→ PAGE TEXT:
Publisher’s Acknowledgment

Happiness

Meditation

Desire

Attitude

Peace

Compassion

Compassion for the Enemy

The Good Heart

Enlightenment

Self-Cherishing and Cherishing Others

Mind

Work

Love

Ignorance

Karma

Labeling

Emptiness

Death

             
 

Meditations

  Taking and Giving

Giving Your Body Away

Dedicating Merit

             
 

About the Author

About Wisdom

Copyright Page


             

 


             

Publisher’s Acknowledgment

  The publisher gratefully acknowledges the generous help of the Hershey Family Foundation in sponsoring the production of this book. 


             

Lama Zopa Rinpoche

 


             

Happiness

  EVERY ONE OF US WANTS HAPPINESS, and not only in each moment of our daily life: we want an unchanging, ultimate happiness that can be experienced forever.  Every one of us is trying to stop our problems and find peace. No matter where we live, what race or culture we belong to, what religion or philosophy we follow, or what language we speak, we all wish to be happy and not have problems. Truly every living being has the basic wish to experience happiness and avoid suffering.  But so often, our attempts to find happiness end up only causing more pain.  We need to understand the full potential of our mind, and we need to understand the importance of loving-kindness for our own happiness and for the happiness of the world. We need to learn how to transform our daily work so that it becomes the cause of happiness rather than problems, now and in the future. And we need to learn how to transform every single experience—health and sickness, wealth and poverty, living and dying—into happiness. Meditation is the most powerful tool we can employ to do this. Through the power of meditation, we can find lasting peace and happiness and, more importantly, we can bring peace and happiness to others.  Cultivate the thought that everyone you meet—in all circumstances—is fulfilling all your wishes.  This is the gate to true happiness.

→ REQUIREMENT: In the section on happiness, what is called the most powerful tool for turning every experience into happiness? Answer using only the text above.

[Dataset entries]
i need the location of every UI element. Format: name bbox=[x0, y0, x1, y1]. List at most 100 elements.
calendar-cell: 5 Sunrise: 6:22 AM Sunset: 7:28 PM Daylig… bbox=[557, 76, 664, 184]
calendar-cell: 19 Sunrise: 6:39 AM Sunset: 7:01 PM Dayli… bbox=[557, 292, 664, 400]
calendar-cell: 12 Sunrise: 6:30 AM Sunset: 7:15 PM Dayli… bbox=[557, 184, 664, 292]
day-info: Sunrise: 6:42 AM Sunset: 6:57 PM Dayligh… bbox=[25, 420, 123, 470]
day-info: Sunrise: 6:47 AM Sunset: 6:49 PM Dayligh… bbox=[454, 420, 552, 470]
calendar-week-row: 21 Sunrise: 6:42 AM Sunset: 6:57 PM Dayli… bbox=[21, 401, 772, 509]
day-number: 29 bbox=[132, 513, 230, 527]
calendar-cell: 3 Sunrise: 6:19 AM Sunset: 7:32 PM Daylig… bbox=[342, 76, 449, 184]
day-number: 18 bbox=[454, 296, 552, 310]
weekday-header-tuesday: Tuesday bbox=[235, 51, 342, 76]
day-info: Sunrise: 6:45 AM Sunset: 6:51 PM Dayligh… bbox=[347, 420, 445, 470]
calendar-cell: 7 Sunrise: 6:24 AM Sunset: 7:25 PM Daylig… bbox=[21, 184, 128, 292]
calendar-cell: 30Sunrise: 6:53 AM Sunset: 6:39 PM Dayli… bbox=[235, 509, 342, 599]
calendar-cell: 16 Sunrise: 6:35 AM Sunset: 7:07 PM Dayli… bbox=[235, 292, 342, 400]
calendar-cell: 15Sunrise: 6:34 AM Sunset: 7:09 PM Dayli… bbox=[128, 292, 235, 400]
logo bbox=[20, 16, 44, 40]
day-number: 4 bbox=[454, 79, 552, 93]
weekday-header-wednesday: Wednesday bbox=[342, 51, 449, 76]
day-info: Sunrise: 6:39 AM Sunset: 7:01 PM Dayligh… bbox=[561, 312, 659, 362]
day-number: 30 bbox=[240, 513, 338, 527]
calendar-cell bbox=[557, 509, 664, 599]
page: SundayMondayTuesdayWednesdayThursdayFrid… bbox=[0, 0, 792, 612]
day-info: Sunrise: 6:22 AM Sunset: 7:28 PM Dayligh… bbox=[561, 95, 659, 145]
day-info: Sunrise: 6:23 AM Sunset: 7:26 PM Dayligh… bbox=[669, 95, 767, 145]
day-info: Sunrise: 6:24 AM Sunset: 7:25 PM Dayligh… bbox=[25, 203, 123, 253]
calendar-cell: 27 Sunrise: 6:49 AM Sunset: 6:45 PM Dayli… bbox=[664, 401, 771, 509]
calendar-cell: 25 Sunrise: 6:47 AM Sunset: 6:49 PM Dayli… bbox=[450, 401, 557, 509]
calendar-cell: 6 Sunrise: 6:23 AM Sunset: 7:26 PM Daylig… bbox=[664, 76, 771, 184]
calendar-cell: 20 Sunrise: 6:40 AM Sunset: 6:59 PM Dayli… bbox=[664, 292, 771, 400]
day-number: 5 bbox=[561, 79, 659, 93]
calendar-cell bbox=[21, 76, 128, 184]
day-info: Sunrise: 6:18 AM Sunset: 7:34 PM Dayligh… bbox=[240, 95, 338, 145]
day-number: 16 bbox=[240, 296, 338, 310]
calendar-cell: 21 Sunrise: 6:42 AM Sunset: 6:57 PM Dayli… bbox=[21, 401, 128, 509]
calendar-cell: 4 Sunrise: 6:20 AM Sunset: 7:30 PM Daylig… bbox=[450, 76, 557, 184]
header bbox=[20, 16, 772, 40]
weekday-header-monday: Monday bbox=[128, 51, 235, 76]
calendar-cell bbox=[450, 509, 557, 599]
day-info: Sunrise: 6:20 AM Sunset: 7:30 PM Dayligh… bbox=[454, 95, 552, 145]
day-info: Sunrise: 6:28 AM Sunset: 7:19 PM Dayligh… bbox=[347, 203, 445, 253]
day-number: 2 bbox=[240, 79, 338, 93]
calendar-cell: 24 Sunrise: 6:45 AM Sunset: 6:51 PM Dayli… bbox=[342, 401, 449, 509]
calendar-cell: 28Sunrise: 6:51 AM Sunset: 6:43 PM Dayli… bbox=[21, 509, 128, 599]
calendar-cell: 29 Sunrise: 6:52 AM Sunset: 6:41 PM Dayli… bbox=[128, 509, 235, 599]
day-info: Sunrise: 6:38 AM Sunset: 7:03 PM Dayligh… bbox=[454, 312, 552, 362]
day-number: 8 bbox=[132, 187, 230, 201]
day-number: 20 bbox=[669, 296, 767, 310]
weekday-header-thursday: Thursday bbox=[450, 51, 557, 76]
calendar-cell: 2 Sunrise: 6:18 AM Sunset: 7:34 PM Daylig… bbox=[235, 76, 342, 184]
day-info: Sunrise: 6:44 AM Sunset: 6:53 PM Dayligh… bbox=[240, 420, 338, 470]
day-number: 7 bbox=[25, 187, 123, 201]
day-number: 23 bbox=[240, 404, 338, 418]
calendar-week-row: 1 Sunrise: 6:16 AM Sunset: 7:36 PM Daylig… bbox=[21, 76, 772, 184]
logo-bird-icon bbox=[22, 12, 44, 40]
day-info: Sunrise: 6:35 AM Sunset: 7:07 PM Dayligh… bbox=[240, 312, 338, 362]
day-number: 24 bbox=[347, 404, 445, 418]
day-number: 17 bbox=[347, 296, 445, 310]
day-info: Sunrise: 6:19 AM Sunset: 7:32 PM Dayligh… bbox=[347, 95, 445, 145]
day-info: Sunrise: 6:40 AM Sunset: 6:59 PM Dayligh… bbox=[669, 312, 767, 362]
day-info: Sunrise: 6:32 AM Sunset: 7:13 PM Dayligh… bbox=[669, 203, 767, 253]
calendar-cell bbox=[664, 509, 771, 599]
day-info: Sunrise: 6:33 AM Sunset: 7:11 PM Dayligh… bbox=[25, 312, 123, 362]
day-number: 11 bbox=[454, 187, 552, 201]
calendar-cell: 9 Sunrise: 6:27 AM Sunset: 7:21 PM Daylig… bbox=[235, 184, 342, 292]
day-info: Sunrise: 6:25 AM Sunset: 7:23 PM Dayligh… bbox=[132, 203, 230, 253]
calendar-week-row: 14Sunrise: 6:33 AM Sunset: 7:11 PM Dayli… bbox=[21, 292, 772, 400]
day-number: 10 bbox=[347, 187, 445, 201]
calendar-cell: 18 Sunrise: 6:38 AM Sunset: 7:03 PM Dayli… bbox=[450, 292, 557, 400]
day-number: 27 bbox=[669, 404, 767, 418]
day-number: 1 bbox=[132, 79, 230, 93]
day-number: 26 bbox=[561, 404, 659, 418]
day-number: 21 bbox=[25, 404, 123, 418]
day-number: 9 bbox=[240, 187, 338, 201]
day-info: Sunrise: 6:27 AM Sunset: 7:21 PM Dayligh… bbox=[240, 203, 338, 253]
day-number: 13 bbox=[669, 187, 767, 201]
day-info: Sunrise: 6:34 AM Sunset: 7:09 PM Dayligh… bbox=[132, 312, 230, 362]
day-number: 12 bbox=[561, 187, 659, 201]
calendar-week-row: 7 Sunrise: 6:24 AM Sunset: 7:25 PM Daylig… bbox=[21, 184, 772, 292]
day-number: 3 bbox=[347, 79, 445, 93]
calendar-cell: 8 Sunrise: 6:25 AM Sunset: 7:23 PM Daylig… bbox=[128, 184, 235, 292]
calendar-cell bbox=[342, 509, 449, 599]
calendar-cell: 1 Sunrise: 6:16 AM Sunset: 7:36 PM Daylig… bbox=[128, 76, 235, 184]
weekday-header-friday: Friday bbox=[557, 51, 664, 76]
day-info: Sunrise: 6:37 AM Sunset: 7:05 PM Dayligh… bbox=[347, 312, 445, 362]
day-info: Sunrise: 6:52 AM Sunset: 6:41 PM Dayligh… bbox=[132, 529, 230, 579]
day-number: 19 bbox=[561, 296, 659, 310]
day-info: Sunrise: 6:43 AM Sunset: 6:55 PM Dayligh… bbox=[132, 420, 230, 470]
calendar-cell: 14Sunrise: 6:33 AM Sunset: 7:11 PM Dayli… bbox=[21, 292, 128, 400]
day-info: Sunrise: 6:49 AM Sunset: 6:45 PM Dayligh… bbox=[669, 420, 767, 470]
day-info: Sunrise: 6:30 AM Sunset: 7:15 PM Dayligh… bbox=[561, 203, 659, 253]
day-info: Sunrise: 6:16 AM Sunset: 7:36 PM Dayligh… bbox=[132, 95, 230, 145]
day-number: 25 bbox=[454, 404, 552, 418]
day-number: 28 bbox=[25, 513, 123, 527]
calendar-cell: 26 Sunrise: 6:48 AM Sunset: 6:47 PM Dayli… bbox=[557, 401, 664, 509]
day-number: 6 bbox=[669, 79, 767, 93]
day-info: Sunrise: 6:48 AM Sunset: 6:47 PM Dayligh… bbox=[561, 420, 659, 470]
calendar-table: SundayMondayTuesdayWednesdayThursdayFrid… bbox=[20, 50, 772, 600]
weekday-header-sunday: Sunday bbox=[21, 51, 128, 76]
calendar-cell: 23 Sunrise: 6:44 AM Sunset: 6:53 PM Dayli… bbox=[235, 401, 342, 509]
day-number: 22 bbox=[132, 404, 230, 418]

→ SOLUTION TO THIS EXERCISE: Meditation.